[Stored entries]
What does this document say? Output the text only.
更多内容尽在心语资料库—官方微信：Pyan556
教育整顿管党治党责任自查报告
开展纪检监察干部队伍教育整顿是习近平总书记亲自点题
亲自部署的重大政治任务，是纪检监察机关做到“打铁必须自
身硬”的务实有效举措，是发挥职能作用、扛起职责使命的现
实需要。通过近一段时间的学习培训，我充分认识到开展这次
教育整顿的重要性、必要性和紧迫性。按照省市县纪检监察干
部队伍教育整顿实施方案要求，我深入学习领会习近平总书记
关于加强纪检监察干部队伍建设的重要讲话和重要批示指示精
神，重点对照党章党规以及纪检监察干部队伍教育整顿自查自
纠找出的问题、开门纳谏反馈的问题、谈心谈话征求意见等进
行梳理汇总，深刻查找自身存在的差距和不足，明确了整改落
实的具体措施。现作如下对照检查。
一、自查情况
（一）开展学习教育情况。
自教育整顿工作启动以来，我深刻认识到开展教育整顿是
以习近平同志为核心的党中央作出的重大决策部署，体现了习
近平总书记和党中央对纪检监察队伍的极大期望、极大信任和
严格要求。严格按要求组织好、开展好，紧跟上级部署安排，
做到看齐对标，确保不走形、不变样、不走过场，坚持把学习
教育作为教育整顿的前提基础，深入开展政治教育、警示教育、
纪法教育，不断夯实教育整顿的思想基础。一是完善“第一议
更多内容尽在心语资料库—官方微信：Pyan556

**STATED EXERCISE:**
Write out all of the records above exactly as they appear.

**WORKED SOLUTION:**
What does this document say? Output the text only.
更多内容尽在心语资料库—官方微信：Pyan556
教育整顿管党治党责任自查报告
开展纪检监察干部队伍教育整顿是习近平总书记亲自点题
亲自部署的重大政治任务，是纪检监察机关做到“打铁必须自
身硬”的务实有效举措，是发挥职能作用、扛起职责使命的现
实需要。通过近一段时间的学习培训，我充分认识到开展这次
教育整顿的重要性、必要性和紧迫性。按照省市县纪检监察干
部队伍教育整顿实施方案要求，我深入学习领会习近平总书记
关于加强纪检监察干部队伍建设的重要讲话和重要批示指示精
神，重点对照党章党规以及纪检监察干部队伍教育整顿自查自
纠找出的问题、开门纳谏反馈的问题、谈心谈话征求意见等进
行梳理汇总，深刻查找自身存在的差距和不足，明确了整改落
实的具体措施。现作如下对照检查。
一、自查情况
（一）开展学习教育情况。
自教育整顿工作启动以来，我深刻认识到开展教育整顿是
以习近平同志为核心的党中央作出的重大决策部署，体现了习
近平总书记和党中央对纪检监察队伍的极大期望、极大信任和
严格要求。严格按要求组织好、开展好，紧跟上级部署安排，
做到看齐对标，确保不走形、不变样、不走过场，坚持把学习
教育作为教育整顿的前提基础，深入开展政治教育、警示教育、
纪法教育，不断夯实教育整顿的思想基础。一是完善“第一议
更多内容尽在心语资料库—官方微信：Pyan556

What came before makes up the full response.